EXERCISE DESCRIPTION — Count the lines below that contain the word "xlabel", and report only that number.

------------------------------------------------------------

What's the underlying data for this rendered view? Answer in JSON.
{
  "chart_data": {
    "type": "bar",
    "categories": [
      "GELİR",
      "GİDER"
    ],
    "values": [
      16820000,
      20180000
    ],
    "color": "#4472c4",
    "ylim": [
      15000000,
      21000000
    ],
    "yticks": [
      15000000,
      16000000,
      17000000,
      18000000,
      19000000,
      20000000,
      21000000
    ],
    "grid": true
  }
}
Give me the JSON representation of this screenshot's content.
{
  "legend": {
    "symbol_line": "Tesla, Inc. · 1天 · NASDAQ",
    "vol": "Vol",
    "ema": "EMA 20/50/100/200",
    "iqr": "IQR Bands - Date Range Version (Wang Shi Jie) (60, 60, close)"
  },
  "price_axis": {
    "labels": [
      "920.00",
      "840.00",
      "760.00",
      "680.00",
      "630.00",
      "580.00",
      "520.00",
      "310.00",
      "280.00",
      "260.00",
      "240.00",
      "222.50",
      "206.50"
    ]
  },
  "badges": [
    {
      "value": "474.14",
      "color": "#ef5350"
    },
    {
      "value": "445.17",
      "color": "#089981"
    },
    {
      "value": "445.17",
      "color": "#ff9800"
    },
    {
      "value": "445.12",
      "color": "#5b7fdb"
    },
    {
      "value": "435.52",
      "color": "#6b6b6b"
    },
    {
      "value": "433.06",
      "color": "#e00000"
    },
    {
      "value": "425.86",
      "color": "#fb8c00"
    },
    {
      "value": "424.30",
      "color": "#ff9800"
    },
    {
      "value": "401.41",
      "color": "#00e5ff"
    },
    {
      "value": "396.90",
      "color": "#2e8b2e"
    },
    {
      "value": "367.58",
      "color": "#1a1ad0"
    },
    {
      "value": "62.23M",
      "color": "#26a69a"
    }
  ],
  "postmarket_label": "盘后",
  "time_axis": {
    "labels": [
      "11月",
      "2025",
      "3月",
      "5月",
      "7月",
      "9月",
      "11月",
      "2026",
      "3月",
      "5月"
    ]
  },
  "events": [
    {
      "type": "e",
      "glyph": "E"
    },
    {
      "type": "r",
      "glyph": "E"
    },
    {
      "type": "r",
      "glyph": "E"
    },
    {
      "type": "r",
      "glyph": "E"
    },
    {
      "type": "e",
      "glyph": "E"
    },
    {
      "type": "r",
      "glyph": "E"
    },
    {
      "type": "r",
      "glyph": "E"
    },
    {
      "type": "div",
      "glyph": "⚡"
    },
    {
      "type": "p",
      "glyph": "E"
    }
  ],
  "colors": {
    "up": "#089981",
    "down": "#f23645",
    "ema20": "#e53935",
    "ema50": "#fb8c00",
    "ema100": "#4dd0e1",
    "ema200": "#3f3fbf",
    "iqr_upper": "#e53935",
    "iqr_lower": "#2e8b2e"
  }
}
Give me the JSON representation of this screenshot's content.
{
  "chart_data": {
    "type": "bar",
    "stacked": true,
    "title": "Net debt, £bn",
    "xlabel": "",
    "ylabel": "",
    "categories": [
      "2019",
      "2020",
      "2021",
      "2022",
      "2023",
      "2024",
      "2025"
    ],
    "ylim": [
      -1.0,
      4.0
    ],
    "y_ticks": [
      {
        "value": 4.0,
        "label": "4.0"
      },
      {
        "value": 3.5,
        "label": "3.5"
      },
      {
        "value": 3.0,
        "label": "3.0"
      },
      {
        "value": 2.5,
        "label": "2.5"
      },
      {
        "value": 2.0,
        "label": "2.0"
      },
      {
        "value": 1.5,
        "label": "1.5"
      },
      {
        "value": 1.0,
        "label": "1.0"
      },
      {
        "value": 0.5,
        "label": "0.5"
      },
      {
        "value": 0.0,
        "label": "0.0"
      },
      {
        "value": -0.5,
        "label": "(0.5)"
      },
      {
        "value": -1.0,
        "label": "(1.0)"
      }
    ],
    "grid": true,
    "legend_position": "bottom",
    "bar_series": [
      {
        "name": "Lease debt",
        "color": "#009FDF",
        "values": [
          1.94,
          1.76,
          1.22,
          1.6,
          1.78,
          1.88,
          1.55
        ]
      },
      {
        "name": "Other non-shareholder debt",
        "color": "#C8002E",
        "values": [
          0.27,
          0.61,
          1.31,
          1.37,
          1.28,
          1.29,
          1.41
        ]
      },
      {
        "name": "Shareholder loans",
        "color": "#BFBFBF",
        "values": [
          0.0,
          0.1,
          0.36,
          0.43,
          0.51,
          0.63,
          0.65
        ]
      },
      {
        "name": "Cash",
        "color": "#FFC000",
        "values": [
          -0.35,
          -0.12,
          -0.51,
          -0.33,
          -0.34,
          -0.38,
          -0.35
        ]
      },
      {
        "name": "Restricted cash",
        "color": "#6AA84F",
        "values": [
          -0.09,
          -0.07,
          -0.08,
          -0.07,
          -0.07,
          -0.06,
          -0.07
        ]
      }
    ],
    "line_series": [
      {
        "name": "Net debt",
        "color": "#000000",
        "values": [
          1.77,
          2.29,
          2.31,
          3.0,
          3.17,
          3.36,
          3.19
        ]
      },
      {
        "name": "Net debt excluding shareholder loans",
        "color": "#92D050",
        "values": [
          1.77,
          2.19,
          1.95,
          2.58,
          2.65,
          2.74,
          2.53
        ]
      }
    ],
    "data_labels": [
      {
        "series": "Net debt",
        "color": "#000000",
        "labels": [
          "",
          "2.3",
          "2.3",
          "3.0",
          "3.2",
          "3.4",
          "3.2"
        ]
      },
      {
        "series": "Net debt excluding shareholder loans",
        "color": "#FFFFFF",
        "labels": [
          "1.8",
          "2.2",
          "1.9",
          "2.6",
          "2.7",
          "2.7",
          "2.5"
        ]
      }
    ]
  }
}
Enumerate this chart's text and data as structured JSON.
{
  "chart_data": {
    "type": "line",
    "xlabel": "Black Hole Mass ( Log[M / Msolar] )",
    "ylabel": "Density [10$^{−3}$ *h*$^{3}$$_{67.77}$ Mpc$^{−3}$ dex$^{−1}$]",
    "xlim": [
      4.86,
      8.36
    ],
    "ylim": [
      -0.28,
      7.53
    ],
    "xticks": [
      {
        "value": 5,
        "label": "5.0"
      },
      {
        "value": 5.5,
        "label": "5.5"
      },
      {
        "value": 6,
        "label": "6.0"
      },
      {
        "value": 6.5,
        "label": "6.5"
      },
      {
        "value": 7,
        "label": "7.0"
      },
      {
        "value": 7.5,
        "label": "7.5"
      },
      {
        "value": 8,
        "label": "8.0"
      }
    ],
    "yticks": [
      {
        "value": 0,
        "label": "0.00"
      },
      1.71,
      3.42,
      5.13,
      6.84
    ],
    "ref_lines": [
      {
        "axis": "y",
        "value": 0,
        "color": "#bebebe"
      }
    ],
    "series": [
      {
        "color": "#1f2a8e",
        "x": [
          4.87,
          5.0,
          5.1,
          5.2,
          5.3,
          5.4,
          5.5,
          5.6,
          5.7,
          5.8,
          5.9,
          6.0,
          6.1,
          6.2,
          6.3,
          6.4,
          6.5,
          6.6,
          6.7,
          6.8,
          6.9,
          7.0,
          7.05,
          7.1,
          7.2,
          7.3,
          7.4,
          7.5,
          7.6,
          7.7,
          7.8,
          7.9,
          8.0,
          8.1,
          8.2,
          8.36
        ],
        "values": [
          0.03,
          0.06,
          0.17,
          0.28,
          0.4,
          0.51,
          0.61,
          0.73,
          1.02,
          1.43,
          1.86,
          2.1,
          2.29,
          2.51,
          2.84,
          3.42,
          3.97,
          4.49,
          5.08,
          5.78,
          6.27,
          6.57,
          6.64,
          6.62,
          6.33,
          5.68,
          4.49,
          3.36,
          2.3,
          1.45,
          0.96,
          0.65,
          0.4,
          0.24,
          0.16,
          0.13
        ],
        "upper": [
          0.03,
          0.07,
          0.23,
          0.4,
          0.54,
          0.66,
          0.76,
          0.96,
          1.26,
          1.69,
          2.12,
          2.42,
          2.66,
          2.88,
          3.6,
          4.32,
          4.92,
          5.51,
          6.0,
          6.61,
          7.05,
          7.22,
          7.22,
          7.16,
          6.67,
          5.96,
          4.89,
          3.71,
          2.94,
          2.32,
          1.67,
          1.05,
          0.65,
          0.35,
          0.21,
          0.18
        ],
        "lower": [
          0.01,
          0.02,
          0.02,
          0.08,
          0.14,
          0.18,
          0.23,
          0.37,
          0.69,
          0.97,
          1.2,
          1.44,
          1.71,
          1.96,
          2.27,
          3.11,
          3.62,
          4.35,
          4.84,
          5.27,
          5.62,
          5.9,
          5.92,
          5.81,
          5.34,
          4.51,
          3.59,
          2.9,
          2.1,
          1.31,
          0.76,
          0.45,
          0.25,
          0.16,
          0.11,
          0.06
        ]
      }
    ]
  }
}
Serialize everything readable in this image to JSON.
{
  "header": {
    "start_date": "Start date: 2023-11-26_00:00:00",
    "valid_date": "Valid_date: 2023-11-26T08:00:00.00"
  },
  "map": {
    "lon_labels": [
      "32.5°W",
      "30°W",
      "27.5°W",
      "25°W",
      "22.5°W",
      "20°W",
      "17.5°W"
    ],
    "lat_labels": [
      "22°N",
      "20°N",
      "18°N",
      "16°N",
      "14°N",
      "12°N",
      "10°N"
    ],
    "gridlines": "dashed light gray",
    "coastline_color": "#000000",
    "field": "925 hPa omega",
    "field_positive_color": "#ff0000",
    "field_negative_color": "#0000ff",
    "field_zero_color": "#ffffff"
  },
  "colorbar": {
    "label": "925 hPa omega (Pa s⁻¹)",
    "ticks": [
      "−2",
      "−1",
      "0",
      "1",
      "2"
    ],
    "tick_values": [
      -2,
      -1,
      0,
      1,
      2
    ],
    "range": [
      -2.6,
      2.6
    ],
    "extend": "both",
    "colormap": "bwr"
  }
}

------------------------------------------------------------

WRITTEN REPLY — 2